>>>>

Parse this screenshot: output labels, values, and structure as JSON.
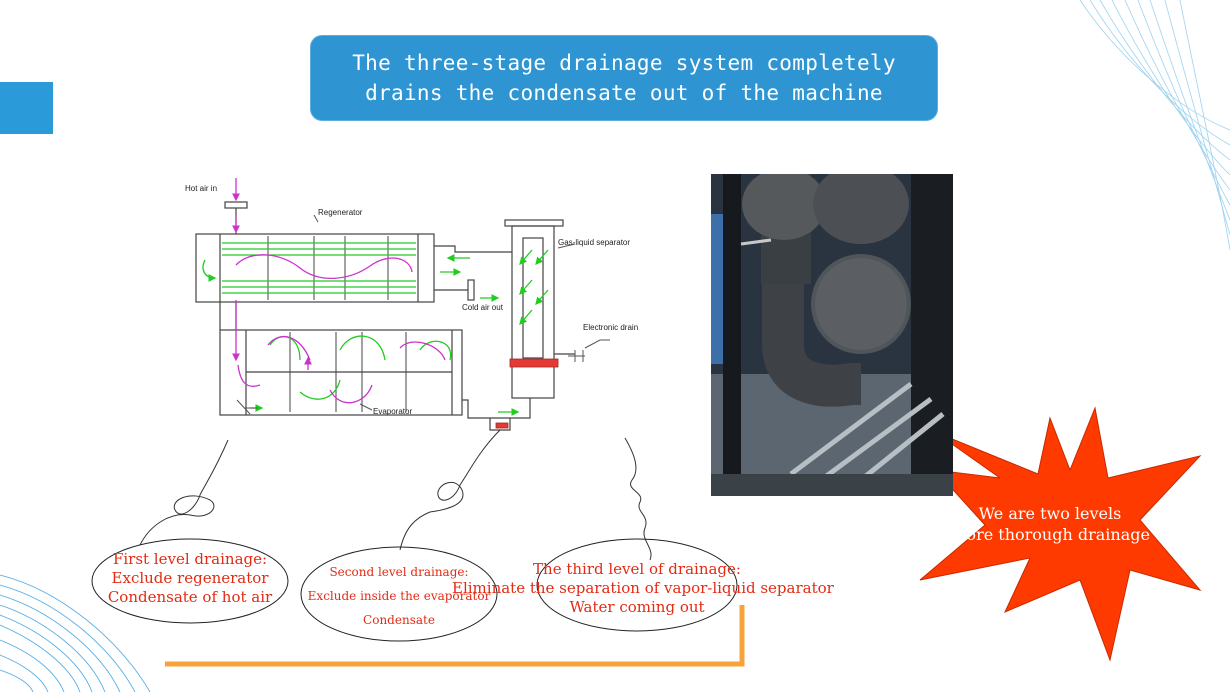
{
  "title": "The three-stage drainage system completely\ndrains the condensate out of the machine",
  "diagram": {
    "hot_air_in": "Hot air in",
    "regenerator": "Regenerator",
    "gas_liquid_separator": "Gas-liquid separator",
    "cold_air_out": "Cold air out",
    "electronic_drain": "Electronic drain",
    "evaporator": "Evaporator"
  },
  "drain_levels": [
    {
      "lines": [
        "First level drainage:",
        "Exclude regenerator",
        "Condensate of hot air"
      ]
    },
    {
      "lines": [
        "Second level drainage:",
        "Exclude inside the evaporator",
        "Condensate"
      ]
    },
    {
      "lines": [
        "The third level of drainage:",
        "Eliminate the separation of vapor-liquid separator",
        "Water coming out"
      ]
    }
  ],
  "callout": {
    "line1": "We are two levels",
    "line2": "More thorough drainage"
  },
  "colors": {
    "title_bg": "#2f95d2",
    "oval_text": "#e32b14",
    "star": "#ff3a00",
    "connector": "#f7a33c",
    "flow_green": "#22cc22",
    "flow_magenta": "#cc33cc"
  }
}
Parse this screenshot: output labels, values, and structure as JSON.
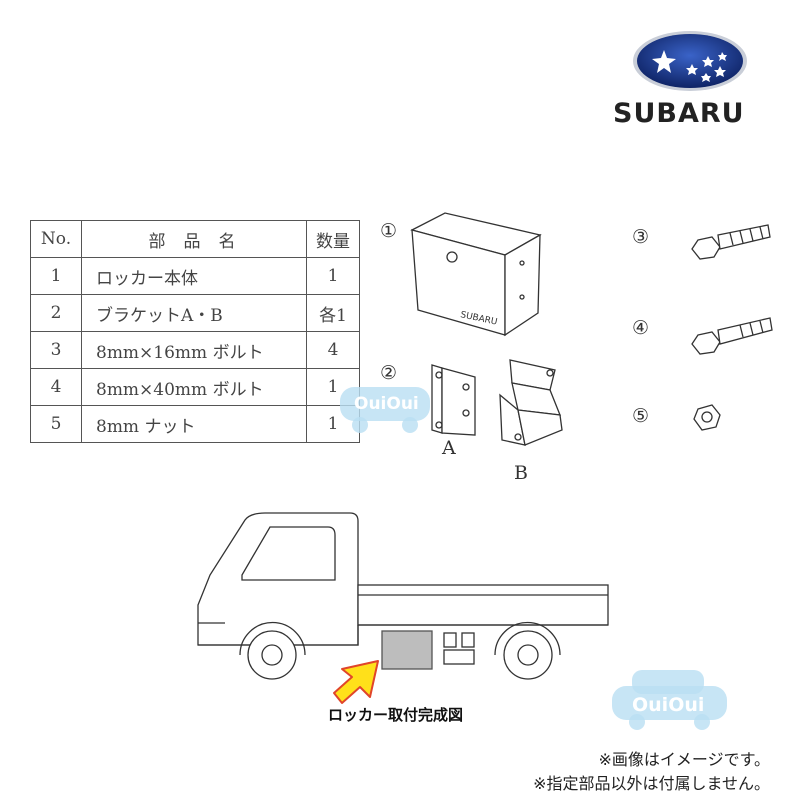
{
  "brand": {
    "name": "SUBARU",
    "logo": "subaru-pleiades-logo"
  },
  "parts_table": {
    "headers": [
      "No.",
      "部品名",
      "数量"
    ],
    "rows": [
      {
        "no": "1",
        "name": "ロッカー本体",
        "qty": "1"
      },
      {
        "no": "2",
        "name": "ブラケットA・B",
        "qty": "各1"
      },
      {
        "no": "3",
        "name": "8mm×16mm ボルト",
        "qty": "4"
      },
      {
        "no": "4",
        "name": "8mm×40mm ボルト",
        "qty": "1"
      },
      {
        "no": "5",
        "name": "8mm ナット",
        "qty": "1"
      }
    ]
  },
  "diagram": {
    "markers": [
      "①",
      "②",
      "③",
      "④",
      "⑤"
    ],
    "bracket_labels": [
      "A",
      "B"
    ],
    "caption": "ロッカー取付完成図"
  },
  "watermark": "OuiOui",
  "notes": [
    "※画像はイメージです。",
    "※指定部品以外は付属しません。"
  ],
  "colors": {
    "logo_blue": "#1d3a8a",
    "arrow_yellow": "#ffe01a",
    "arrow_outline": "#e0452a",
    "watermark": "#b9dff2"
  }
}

<<<<

Pick out each line containing the string "liquid" and copy it.

OUTPUT FOR THIS TASK:
    "gas_liquid_separator": "Gas-liquid separator",
        "Eliminate the separation of vapor-liquid separator",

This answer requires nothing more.